[Stored items from a collection]
• • • • •

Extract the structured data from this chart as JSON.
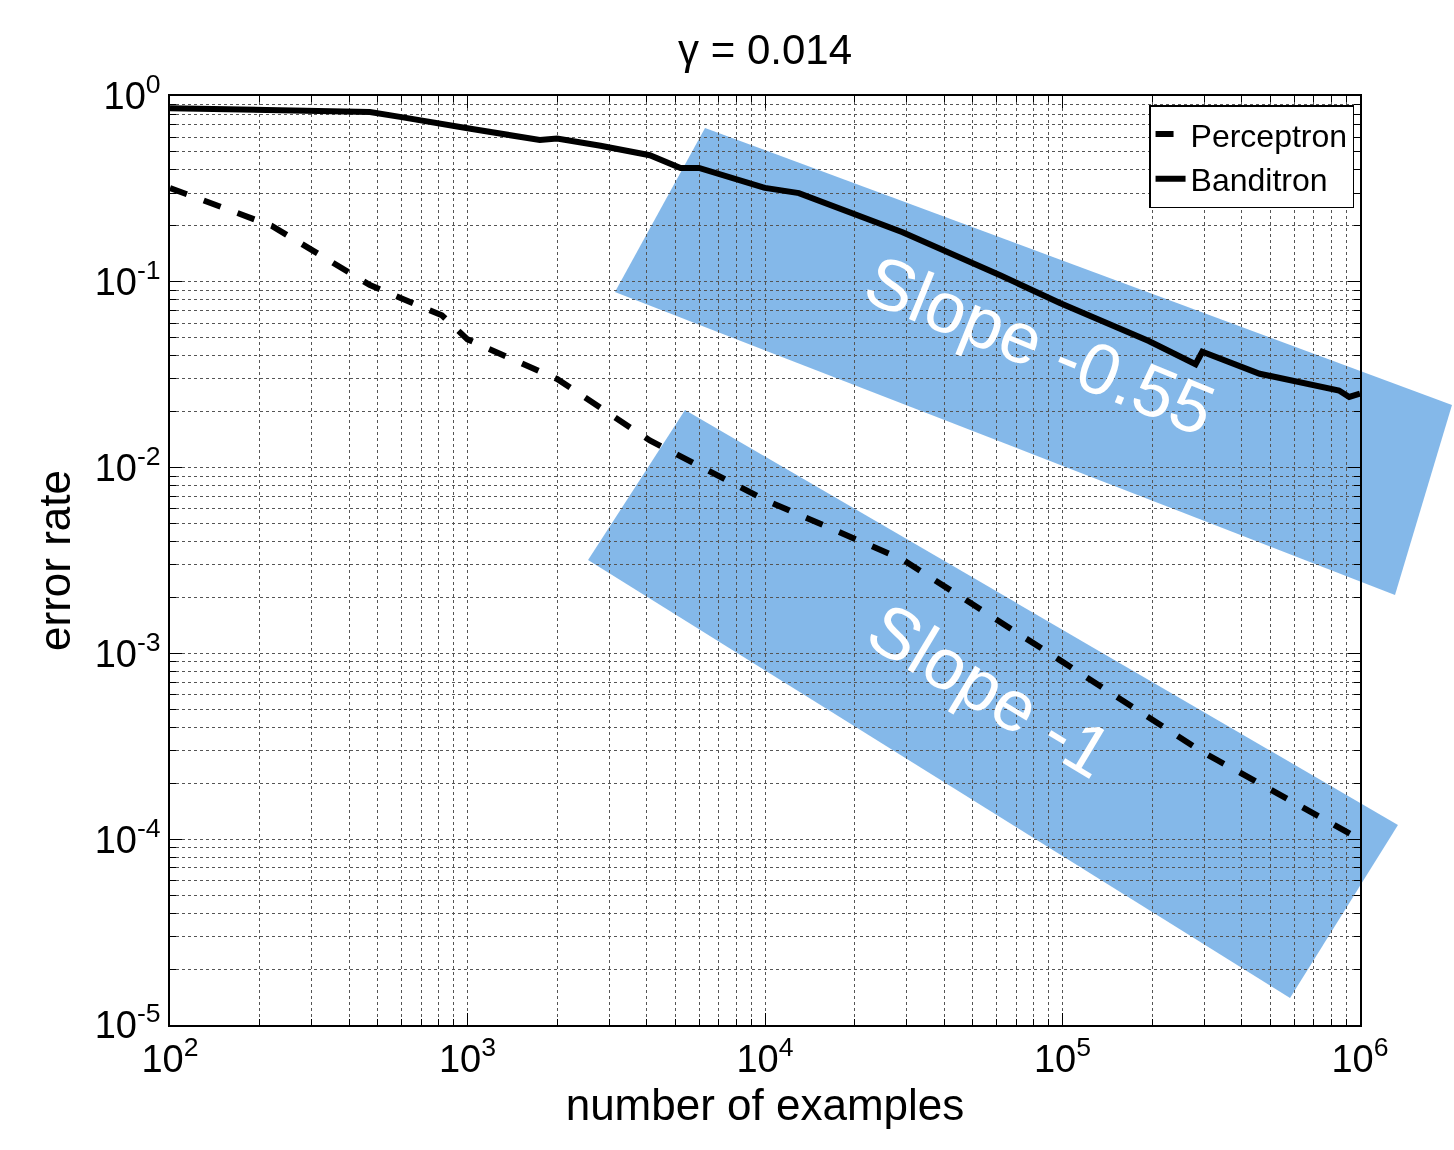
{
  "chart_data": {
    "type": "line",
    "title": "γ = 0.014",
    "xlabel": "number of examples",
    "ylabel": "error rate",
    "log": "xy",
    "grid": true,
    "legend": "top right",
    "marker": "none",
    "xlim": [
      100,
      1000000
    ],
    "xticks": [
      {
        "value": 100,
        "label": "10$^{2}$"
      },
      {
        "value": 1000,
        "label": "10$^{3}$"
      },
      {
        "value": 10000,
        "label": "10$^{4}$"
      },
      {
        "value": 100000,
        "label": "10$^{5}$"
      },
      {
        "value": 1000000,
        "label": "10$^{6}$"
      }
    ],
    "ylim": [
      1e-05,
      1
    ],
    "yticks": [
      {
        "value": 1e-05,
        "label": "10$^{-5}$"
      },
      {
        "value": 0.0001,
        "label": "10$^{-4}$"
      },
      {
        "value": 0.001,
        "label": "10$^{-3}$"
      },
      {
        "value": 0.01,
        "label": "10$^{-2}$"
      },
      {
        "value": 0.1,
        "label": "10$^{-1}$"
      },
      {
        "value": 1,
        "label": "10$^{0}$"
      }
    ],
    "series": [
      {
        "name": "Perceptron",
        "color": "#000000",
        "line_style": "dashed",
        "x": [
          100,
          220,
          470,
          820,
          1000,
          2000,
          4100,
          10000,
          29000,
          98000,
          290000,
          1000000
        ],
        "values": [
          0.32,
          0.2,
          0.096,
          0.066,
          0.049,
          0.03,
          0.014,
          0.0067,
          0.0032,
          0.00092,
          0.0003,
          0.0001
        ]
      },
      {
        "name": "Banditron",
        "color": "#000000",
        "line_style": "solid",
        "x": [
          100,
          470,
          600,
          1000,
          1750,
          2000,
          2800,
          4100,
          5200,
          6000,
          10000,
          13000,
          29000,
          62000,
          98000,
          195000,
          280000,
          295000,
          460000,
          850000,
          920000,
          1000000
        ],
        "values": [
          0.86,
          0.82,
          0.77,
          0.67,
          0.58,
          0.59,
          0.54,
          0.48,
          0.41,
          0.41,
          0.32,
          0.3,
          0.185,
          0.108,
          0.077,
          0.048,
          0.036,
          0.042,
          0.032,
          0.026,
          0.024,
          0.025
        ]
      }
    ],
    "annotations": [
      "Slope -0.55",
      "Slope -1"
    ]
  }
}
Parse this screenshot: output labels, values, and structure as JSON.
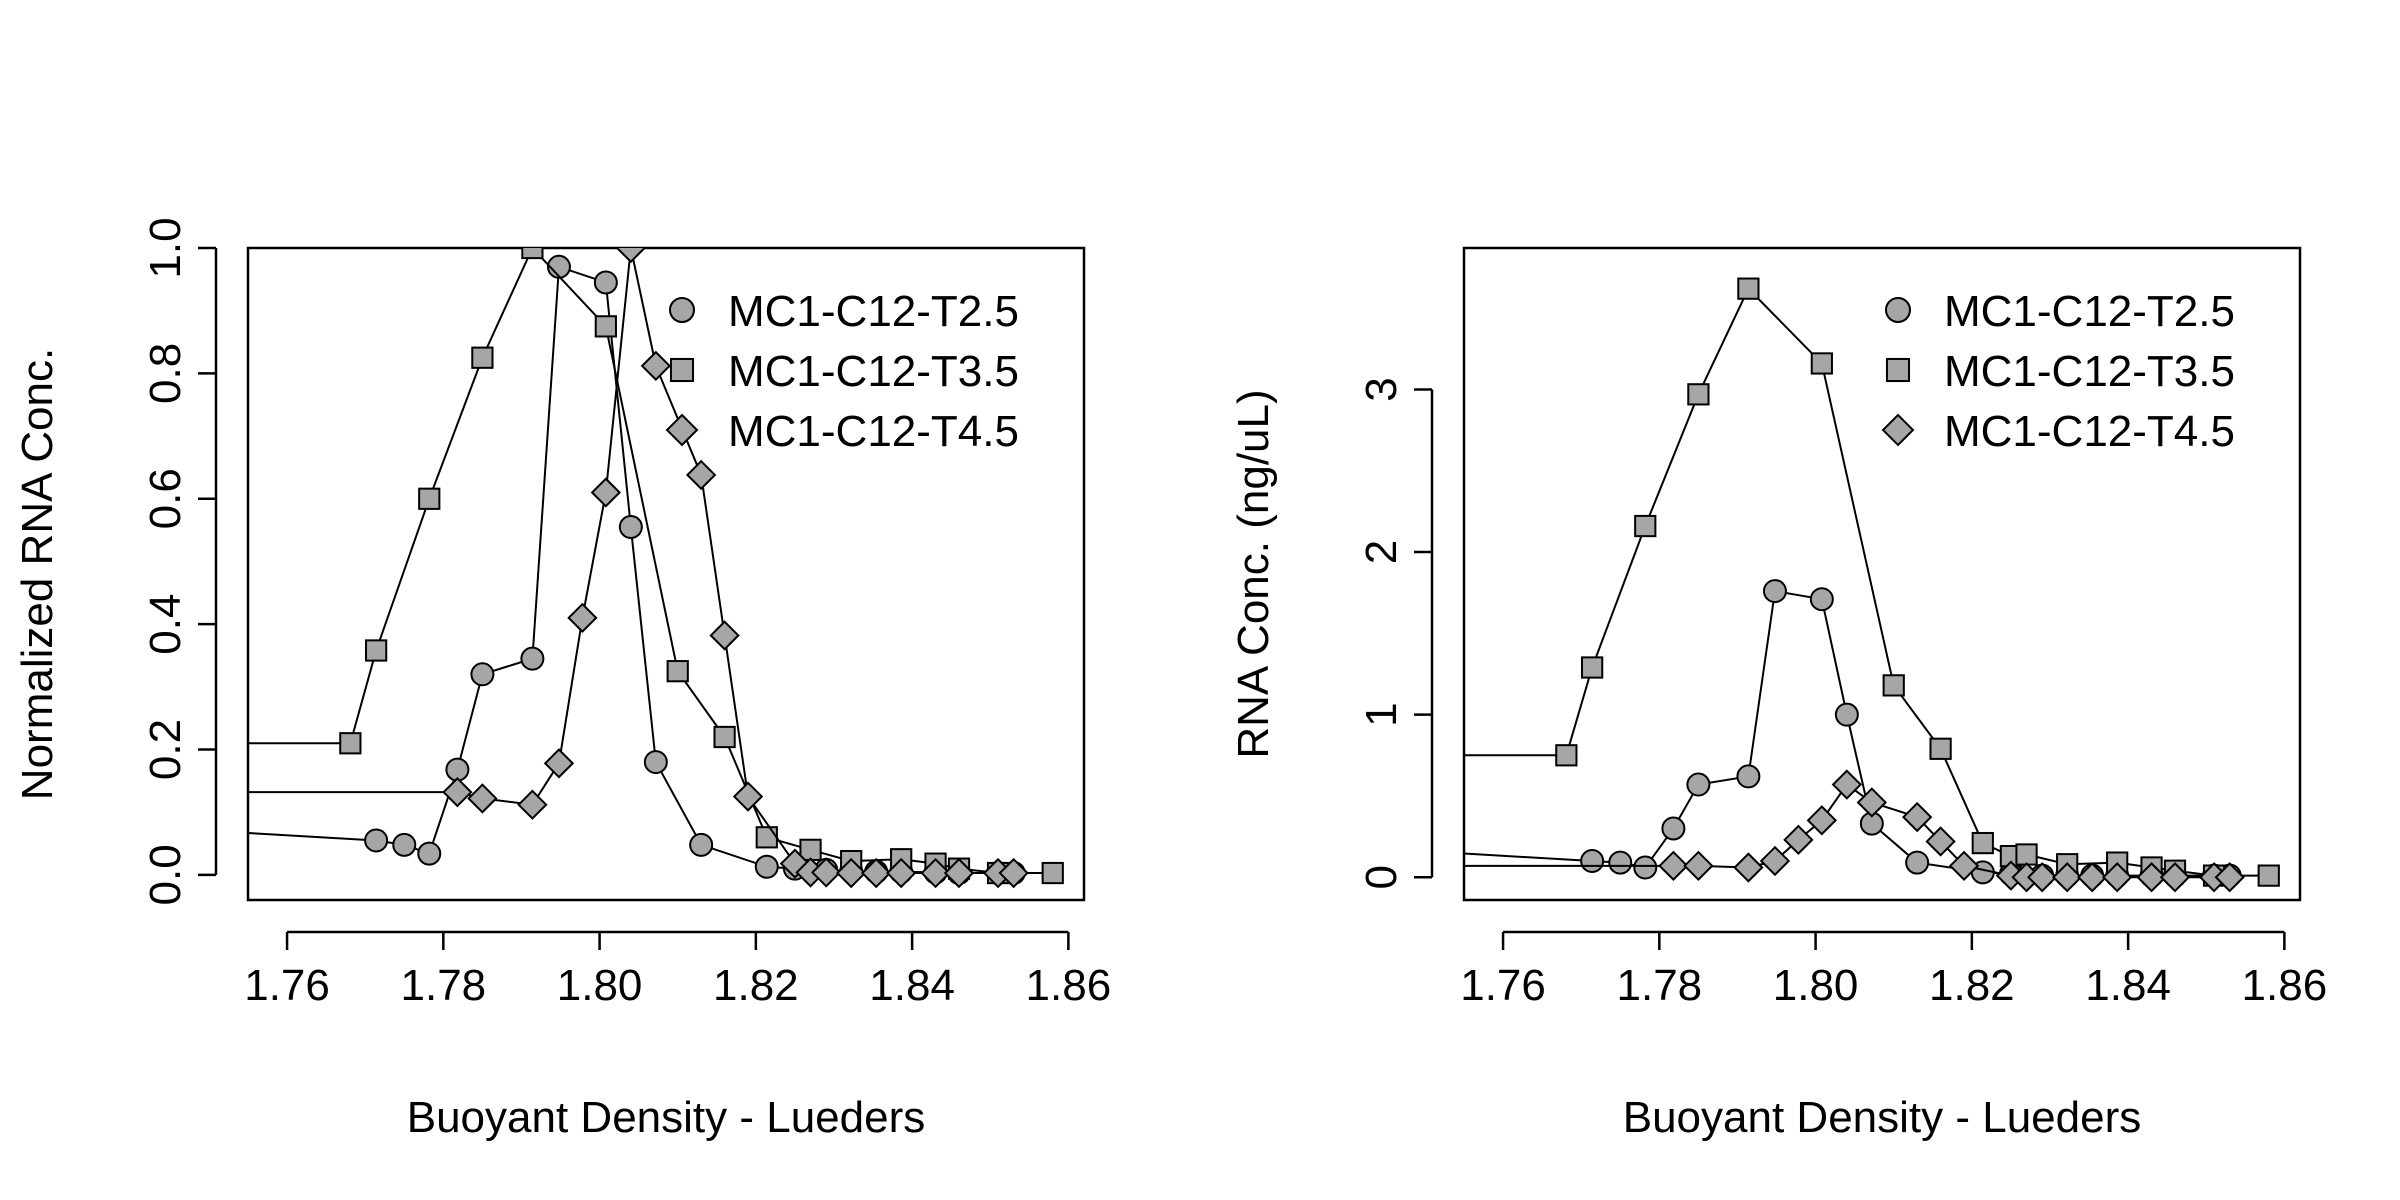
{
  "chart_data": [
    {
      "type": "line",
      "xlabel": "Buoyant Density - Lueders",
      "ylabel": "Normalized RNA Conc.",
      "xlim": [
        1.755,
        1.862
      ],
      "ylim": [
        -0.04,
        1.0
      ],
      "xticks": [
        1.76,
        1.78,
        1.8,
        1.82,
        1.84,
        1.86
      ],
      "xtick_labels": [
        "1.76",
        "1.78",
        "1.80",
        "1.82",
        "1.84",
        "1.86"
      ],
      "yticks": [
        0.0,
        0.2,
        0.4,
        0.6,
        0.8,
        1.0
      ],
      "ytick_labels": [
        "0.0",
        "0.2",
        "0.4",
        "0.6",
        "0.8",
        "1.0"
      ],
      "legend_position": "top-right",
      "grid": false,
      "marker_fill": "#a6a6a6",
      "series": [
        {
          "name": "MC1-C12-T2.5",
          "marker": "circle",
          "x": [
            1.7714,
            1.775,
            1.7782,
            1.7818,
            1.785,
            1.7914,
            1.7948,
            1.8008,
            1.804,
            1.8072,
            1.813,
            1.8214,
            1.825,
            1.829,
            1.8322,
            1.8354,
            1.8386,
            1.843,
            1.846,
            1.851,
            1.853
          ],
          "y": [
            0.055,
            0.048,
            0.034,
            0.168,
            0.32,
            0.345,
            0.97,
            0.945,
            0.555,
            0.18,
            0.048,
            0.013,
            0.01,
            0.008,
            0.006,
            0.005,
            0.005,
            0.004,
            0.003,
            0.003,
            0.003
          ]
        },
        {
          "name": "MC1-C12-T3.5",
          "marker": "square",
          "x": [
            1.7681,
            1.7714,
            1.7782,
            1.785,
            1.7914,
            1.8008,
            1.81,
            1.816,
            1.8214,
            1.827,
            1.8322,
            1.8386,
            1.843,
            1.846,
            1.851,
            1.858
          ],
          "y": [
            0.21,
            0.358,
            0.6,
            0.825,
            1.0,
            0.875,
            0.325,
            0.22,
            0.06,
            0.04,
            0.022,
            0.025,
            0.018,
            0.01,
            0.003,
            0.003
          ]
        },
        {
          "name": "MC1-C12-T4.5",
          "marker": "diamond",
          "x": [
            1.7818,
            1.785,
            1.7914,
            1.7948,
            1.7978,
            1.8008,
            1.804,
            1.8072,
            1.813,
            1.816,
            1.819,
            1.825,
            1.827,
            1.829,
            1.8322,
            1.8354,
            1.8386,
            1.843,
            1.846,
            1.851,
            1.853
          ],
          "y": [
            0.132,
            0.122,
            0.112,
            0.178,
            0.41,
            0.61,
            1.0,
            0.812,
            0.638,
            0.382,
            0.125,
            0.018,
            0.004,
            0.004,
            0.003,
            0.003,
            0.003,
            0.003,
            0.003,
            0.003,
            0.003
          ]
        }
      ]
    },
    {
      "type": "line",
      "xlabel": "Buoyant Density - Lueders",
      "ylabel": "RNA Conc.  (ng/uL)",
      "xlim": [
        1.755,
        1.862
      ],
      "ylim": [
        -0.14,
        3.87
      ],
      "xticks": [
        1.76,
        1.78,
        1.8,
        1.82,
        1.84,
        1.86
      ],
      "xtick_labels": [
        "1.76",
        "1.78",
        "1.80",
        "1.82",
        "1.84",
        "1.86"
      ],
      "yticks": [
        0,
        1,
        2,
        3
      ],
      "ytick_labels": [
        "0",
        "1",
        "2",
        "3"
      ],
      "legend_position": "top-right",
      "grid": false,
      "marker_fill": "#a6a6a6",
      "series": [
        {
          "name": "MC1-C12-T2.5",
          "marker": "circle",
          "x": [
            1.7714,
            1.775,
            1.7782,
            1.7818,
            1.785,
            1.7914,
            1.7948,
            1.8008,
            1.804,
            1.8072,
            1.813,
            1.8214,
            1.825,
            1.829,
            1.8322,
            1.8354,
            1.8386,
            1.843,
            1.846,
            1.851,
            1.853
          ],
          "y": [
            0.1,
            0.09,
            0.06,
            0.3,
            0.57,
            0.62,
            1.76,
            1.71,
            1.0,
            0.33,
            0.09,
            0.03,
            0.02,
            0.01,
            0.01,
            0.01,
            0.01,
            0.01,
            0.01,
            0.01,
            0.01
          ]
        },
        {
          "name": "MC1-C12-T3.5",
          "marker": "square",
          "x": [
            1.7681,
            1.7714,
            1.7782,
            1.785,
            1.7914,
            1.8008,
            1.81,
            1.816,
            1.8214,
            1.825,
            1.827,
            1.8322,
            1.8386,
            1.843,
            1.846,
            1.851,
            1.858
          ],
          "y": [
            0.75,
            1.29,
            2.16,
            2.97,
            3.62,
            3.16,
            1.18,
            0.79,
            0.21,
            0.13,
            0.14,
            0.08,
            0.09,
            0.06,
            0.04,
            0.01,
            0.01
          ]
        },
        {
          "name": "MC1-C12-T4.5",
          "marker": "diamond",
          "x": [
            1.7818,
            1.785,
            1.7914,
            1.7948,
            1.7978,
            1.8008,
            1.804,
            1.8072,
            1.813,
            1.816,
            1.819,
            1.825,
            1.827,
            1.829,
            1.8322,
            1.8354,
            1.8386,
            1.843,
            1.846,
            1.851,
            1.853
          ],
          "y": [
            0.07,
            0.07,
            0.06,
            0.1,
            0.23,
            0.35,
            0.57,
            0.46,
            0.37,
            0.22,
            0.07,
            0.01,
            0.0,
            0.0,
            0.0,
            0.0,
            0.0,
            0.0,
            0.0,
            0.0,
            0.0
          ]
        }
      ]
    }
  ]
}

• • • • •

Aim
Track down every line holding the string "ylabel" and copy it.

Reply to the exercise
    "ylabel": "error rate",
      "ylabel": "Normalized RNA Conc.",
      "ylabel": "RNA Conc.  (ng/uL)",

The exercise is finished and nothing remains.